>> start

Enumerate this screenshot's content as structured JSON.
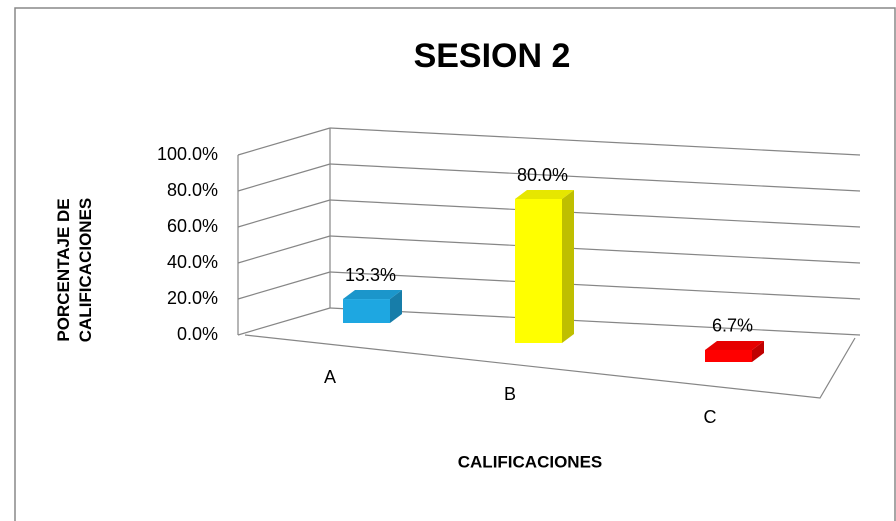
{
  "chart_data": {
    "type": "bar3d",
    "title": "SESION 2",
    "y_label": "PORCENTAJE DE CALIFICACIONES",
    "x_label": "CALIFICACIONES",
    "categories": [
      "A",
      "B",
      "C"
    ],
    "values": [
      13.3,
      80.0,
      6.7
    ],
    "value_labels": [
      "13.3%",
      "80.0%",
      "6.7%"
    ],
    "colors": [
      "#1ea7e1",
      "#ffff00",
      "#ff0000"
    ],
    "ylim": [
      0,
      100
    ],
    "yticks": [
      {
        "value": 0,
        "label": "0.0%"
      },
      {
        "value": 20,
        "label": "20.0%"
      },
      {
        "value": 40,
        "label": "40.0%"
      },
      {
        "value": 60,
        "label": "60.0%"
      },
      {
        "value": 80,
        "label": "80.0%"
      },
      {
        "value": 100,
        "label": "100.0%"
      }
    ],
    "grid": true
  }
}
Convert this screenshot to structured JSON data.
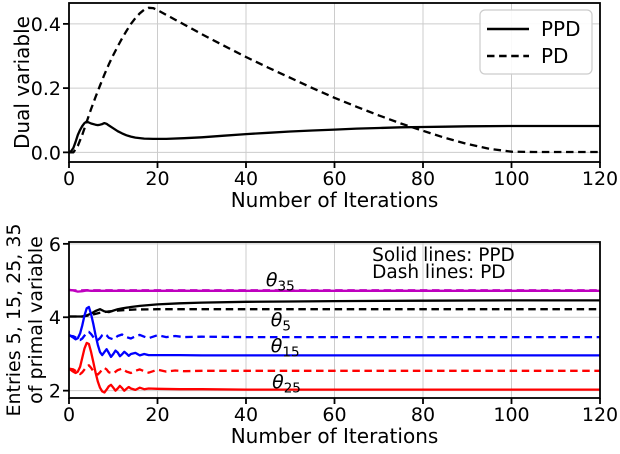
{
  "figure": {
    "background": "#ffffff",
    "grid_color": "#cccccc",
    "spine_color": "#000000",
    "colors": {
      "ppd_pd": "#000000",
      "theta5": "#000000",
      "theta15": "#0000ff",
      "theta25": "#ff0000",
      "theta35": "#bf00bf"
    }
  },
  "chart_data": [
    {
      "id": "dual",
      "type": "line",
      "title": "",
      "xlabel": "Number of Iterations",
      "ylabel": "Dual variable",
      "xlim": [
        0,
        120
      ],
      "ylim": [
        -0.03,
        0.465
      ],
      "xticks": [
        0,
        20,
        40,
        60,
        80,
        100,
        120
      ],
      "yticks": [
        0.0,
        0.2,
        0.4
      ],
      "ytick_labels": [
        "0.0",
        "0.2",
        "0.4"
      ],
      "grid": true,
      "legend": {
        "position": "upper right",
        "entries": [
          {
            "label": "PPD",
            "dash": false
          },
          {
            "label": "PD",
            "dash": true
          }
        ]
      },
      "series": [
        {
          "name": "PPD",
          "color": "#000000",
          "dash": false,
          "x": [
            0,
            0.5,
            1,
            1.5,
            2,
            2.5,
            3,
            3.5,
            4,
            4.5,
            5,
            6,
            6.5,
            7,
            7.5,
            8,
            8.5,
            9,
            10,
            11,
            12,
            13,
            14,
            15,
            17,
            19,
            22,
            26,
            30,
            35,
            40,
            45,
            50,
            55,
            60,
            65,
            70,
            75,
            80,
            85,
            90,
            100,
            110,
            120
          ],
          "y": [
            0,
            0.004,
            0.014,
            0.033,
            0.054,
            0.07,
            0.082,
            0.091,
            0.096,
            0.093,
            0.09,
            0.086,
            0.085,
            0.086,
            0.088,
            0.091,
            0.089,
            0.084,
            0.075,
            0.066,
            0.059,
            0.053,
            0.049,
            0.046,
            0.043,
            0.042,
            0.042,
            0.044,
            0.047,
            0.052,
            0.057,
            0.061,
            0.065,
            0.068,
            0.071,
            0.074,
            0.076,
            0.078,
            0.079,
            0.08,
            0.081,
            0.082,
            0.082,
            0.082
          ]
        },
        {
          "name": "PD",
          "color": "#000000",
          "dash": true,
          "x": [
            0,
            1,
            2,
            3,
            4,
            5,
            6,
            7,
            8,
            9,
            10,
            11,
            12,
            13,
            14,
            15,
            16,
            17,
            18,
            19,
            20,
            22,
            24,
            26,
            28,
            30,
            35,
            40,
            45,
            50,
            55,
            60,
            65,
            70,
            75,
            80,
            85,
            90,
            95,
            100,
            105,
            120
          ],
          "y": [
            0,
            0,
            0.02,
            0.055,
            0.095,
            0.135,
            0.172,
            0.208,
            0.242,
            0.274,
            0.303,
            0.33,
            0.355,
            0.378,
            0.4,
            0.418,
            0.433,
            0.444,
            0.45,
            0.449,
            0.443,
            0.428,
            0.413,
            0.398,
            0.383,
            0.368,
            0.332,
            0.297,
            0.264,
            0.232,
            0.2,
            0.17,
            0.142,
            0.115,
            0.09,
            0.067,
            0.045,
            0.026,
            0.011,
            0.002,
            0.001,
            0.001
          ]
        }
      ]
    },
    {
      "id": "primal",
      "type": "line",
      "title": "",
      "xlabel": "Number of Iterations",
      "ylabel_lines": [
        "Entries 5, 15, 25, 35",
        "of primal variable"
      ],
      "xlim": [
        0,
        120
      ],
      "ylim": [
        1.8,
        6.05
      ],
      "xticks": [
        0,
        20,
        40,
        60,
        80,
        100,
        120
      ],
      "yticks": [
        2,
        4,
        6
      ],
      "ytick_labels": [
        "2",
        "4",
        "6"
      ],
      "grid": true,
      "annotations": [
        {
          "name": "theta-35",
          "base": "θ",
          "sub": "35",
          "x": 44.5,
          "y": 4.85
        },
        {
          "name": "theta-5",
          "base": "θ",
          "sub": "5",
          "x": 45.6,
          "y": 3.76
        },
        {
          "name": "theta-15",
          "base": "θ",
          "sub": "15",
          "x": 45.6,
          "y": 3.05
        },
        {
          "name": "theta-25",
          "base": "θ",
          "sub": "25",
          "x": 45.9,
          "y": 2.07
        },
        {
          "name": "solid-lines-note",
          "text": "Solid lines: PPD",
          "x": 68.5,
          "y": 5.53
        },
        {
          "name": "dash-lines-note",
          "text": "Dash lines: PD",
          "x": 68.5,
          "y": 5.07
        }
      ],
      "series": [
        {
          "name": "theta5-pd",
          "color": "#000000",
          "dash": true,
          "x": [
            0,
            3,
            5,
            7,
            9,
            11,
            13,
            15,
            18,
            20,
            30,
            60,
            120
          ],
          "y": [
            4.02,
            4.02,
            4.06,
            4.12,
            4.16,
            4.18,
            4.2,
            4.21,
            4.215,
            4.22,
            4.22,
            4.22,
            4.22
          ]
        },
        {
          "name": "theta5-ppd",
          "color": "#000000",
          "dash": false,
          "x": [
            0,
            3,
            4,
            5,
            6,
            7,
            8,
            9,
            10,
            11,
            12,
            14,
            16,
            18,
            20,
            25,
            30,
            40,
            50,
            60,
            80,
            100,
            120
          ],
          "y": [
            4.02,
            4.02,
            4.05,
            4.1,
            4.17,
            4.22,
            4.16,
            4.14,
            4.18,
            4.22,
            4.24,
            4.28,
            4.31,
            4.33,
            4.35,
            4.38,
            4.4,
            4.42,
            4.43,
            4.44,
            4.45,
            4.46,
            4.46
          ]
        },
        {
          "name": "theta15-pd",
          "color": "#0000ff",
          "dash": true,
          "x": [
            0,
            1,
            2,
            2.5,
            3,
            3.5,
            4,
            4.5,
            5,
            5.5,
            6,
            6.5,
            7,
            7.5,
            8,
            8.5,
            9,
            10,
            11,
            12,
            13,
            14,
            15,
            16,
            17,
            18,
            19,
            20,
            22,
            24,
            26,
            30,
            40,
            60,
            80,
            100,
            120
          ],
          "y": [
            3.5,
            3.48,
            3.42,
            3.38,
            3.42,
            3.5,
            3.57,
            3.6,
            3.54,
            3.46,
            3.39,
            3.38,
            3.43,
            3.51,
            3.55,
            3.51,
            3.44,
            3.4,
            3.49,
            3.53,
            3.46,
            3.42,
            3.48,
            3.52,
            3.47,
            3.43,
            3.47,
            3.51,
            3.46,
            3.49,
            3.46,
            3.47,
            3.46,
            3.46,
            3.46,
            3.46,
            3.46
          ]
        },
        {
          "name": "theta15-ppd",
          "color": "#0000ff",
          "dash": false,
          "x": [
            0,
            0.8,
            1.5,
            2,
            2.5,
            3,
            3.5,
            4,
            4.5,
            5,
            5.5,
            6,
            6.5,
            7,
            7.5,
            8,
            8.5,
            9,
            9.5,
            10,
            10.5,
            11,
            11.5,
            12,
            12.5,
            13,
            13.5,
            14,
            15,
            16,
            17,
            18,
            20,
            25,
            30,
            40,
            60,
            80,
            100,
            120
          ],
          "y": [
            3.52,
            3.46,
            3.4,
            3.43,
            3.56,
            3.78,
            4.05,
            4.24,
            4.28,
            4.08,
            3.82,
            3.52,
            3.25,
            3.05,
            2.97,
            3.05,
            3.13,
            3.03,
            2.92,
            3.0,
            3.09,
            3.04,
            2.94,
            2.99,
            3.06,
            3.01,
            2.95,
            3.0,
            3.03,
            2.96,
            3.0,
            2.97,
            2.97,
            2.97,
            2.96,
            2.96,
            2.96,
            2.96,
            2.96,
            2.96
          ]
        },
        {
          "name": "theta25-pd",
          "color": "#ff0000",
          "dash": true,
          "x": [
            0,
            1,
            2,
            2.5,
            3,
            3.5,
            4,
            4.5,
            5,
            5.5,
            6,
            6.5,
            7,
            7.5,
            8,
            8.5,
            9,
            10,
            11,
            12,
            13,
            14,
            15,
            16,
            17,
            18,
            19,
            20,
            22,
            24,
            26,
            30,
            40,
            60,
            80,
            100,
            120
          ],
          "y": [
            2.6,
            2.58,
            2.5,
            2.45,
            2.5,
            2.58,
            2.66,
            2.69,
            2.62,
            2.53,
            2.46,
            2.44,
            2.5,
            2.58,
            2.62,
            2.58,
            2.5,
            2.47,
            2.56,
            2.6,
            2.52,
            2.48,
            2.54,
            2.58,
            2.53,
            2.49,
            2.53,
            2.57,
            2.52,
            2.55,
            2.53,
            2.54,
            2.54,
            2.54,
            2.54,
            2.54,
            2.54
          ]
        },
        {
          "name": "theta25-ppd",
          "color": "#ff0000",
          "dash": false,
          "x": [
            0,
            0.8,
            1.5,
            2,
            2.5,
            3,
            3.5,
            4,
            4.5,
            5,
            5.5,
            6,
            6.5,
            7,
            7.5,
            8,
            8.5,
            9,
            9.5,
            10,
            10.5,
            11,
            11.5,
            12,
            12.5,
            13,
            13.5,
            14,
            15,
            16,
            17,
            18,
            20,
            25,
            30,
            40,
            60,
            80,
            100,
            120
          ],
          "y": [
            2.6,
            2.53,
            2.48,
            2.52,
            2.65,
            2.9,
            3.15,
            3.3,
            3.27,
            3.05,
            2.78,
            2.5,
            2.25,
            2.08,
            1.98,
            1.95,
            2.03,
            2.12,
            2.16,
            2.08,
            2.0,
            2.06,
            2.13,
            2.07,
            2.0,
            2.05,
            2.1,
            2.06,
            2.02,
            2.08,
            2.04,
            2.06,
            2.05,
            2.04,
            2.04,
            2.03,
            2.03,
            2.03,
            2.03,
            2.03
          ]
        },
        {
          "name": "theta35-ppd",
          "color": "#bf00bf",
          "dash": false,
          "x": [
            0,
            1,
            2,
            3,
            4,
            5,
            6,
            8,
            10,
            15,
            20,
            30,
            60,
            120
          ],
          "y": [
            4.75,
            4.73,
            4.7,
            4.71,
            4.73,
            4.72,
            4.72,
            4.72,
            4.72,
            4.72,
            4.72,
            4.72,
            4.72,
            4.72
          ]
        },
        {
          "name": "theta35-pd",
          "color": "#bf00bf",
          "dash": true,
          "x": [
            0,
            2,
            4,
            6,
            10,
            20,
            40,
            120
          ],
          "y": [
            4.74,
            4.73,
            4.74,
            4.735,
            4.735,
            4.735,
            4.735,
            4.735
          ]
        }
      ]
    }
  ]
}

>> end

**What you are asked to do**
Which lines of the data above contain "variable"? Copy each one.

**Exercise response**
      "ylabel": "Dual variable",
        "of primal variable"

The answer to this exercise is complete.